The exercise: Quote only the lines that start at the line with "What data populates" and run to the end of the entries; omit the pictures.

---------- Data excerpts ----------

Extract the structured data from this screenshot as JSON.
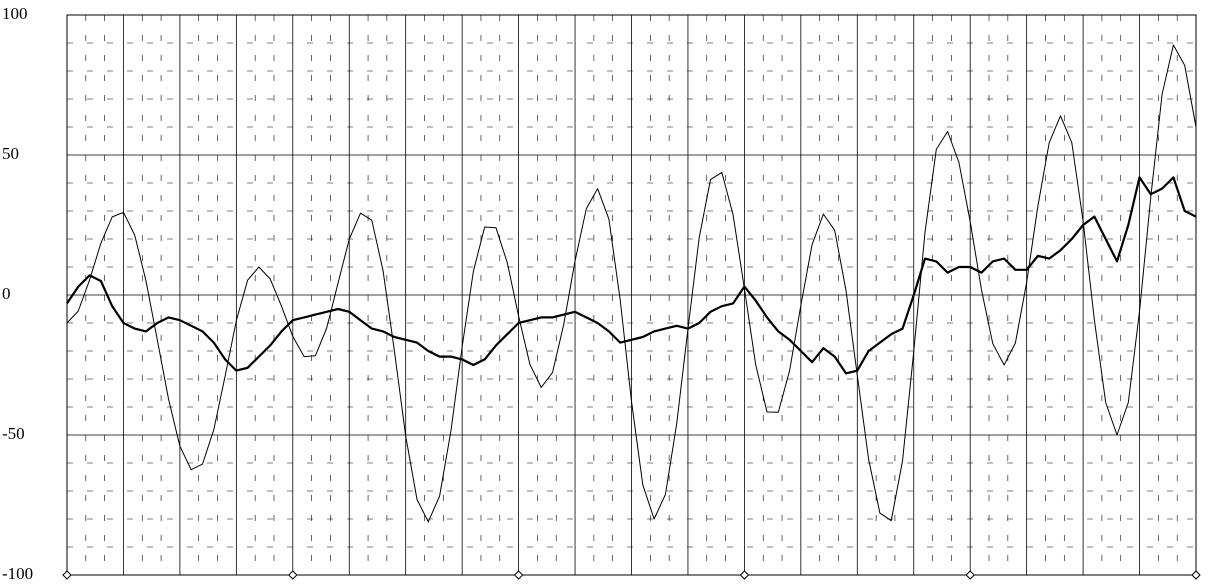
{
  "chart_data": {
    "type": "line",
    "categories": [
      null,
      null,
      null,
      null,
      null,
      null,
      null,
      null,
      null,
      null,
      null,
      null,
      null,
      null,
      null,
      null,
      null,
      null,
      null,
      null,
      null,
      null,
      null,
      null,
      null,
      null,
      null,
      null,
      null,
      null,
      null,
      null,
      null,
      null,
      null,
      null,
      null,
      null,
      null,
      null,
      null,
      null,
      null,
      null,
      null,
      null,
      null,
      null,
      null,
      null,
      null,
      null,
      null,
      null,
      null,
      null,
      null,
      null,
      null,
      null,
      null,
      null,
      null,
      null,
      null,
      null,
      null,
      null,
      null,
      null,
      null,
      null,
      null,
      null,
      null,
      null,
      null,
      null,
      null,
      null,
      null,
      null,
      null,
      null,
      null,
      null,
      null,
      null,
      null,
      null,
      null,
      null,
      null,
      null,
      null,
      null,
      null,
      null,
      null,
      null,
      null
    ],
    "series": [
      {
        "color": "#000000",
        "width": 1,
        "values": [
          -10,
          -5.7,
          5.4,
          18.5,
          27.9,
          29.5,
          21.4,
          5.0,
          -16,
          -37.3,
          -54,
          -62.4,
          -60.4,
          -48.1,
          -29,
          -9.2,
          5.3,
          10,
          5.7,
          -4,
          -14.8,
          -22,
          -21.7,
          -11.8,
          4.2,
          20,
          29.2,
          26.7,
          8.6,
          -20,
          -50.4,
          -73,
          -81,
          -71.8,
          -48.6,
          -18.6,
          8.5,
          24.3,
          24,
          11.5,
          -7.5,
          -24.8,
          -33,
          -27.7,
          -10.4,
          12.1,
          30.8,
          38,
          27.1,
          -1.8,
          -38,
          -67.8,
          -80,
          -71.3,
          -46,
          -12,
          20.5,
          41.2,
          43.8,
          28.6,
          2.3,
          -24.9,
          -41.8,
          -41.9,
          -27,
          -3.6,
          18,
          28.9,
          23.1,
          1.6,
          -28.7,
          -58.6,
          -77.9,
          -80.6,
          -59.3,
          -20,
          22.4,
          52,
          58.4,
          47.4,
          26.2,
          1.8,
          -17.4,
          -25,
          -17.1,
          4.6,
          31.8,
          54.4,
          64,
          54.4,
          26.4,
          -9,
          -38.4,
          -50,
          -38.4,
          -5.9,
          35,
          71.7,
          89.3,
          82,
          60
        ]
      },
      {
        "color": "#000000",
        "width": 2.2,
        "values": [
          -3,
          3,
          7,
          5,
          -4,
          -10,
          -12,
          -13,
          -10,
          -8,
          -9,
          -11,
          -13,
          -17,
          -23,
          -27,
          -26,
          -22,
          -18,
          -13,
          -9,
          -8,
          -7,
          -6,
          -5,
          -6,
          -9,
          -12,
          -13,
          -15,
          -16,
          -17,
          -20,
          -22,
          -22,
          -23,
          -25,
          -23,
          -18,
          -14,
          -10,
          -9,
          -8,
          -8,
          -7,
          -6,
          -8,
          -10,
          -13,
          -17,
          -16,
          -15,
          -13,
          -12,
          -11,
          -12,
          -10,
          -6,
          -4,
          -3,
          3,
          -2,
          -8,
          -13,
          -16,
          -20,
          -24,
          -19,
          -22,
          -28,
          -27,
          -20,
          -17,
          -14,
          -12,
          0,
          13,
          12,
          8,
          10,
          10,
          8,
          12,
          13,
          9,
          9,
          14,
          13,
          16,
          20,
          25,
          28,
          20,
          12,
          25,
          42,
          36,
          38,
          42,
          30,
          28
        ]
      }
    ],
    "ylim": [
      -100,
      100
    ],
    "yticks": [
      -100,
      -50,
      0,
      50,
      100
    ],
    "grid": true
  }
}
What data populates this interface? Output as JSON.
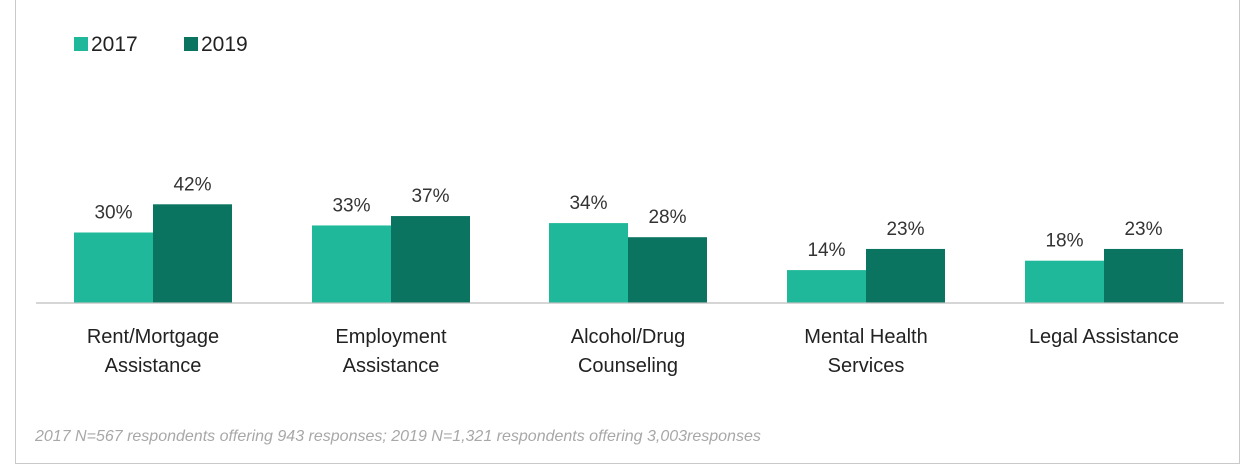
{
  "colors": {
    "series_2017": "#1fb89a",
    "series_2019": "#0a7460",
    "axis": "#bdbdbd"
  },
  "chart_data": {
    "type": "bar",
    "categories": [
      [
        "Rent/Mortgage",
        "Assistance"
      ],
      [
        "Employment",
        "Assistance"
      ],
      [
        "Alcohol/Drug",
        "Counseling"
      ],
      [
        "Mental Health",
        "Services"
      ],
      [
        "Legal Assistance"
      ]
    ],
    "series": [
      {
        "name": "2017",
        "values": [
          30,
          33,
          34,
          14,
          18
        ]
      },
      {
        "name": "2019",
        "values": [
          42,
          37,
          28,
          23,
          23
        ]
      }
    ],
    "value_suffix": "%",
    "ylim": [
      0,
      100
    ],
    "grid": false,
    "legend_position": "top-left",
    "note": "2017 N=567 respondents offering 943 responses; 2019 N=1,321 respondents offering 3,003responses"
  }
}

----------

Solved problem:
What data populates this interface? Output as JSON.
{
  "colors": {
    "series_2017": "#1fb89a",
    "series_2019": "#0a7460",
    "axis": "#bdbdbd"
  },
  "chart_data": {
    "type": "bar",
    "categories": [
      [
        "Rent/Mortgage",
        "Assistance"
      ],
      [
        "Employment",
        "Assistance"
      ],
      [
        "Alcohol/Drug",
        "Counseling"
      ],
      [
        "Mental Health",
        "Services"
      ],
      [
        "Legal Assistance"
      ]
    ],
    "series": [
      {
        "name": "2017",
        "values": [
          30,
          33,
          34,
          14,
          18
        ]
      },
      {
        "name": "2019",
        "values": [
          42,
          37,
          28,
          23,
          23
        ]
      }
    ],
    "value_suffix": "%",
    "ylim": [
      0,
      100
    ],
    "grid": false,
    "legend_position": "top-left",
    "note": "2017 N=567 respondents offering 943 responses; 2019 N=1,321 respondents offering 3,003responses"
  }
}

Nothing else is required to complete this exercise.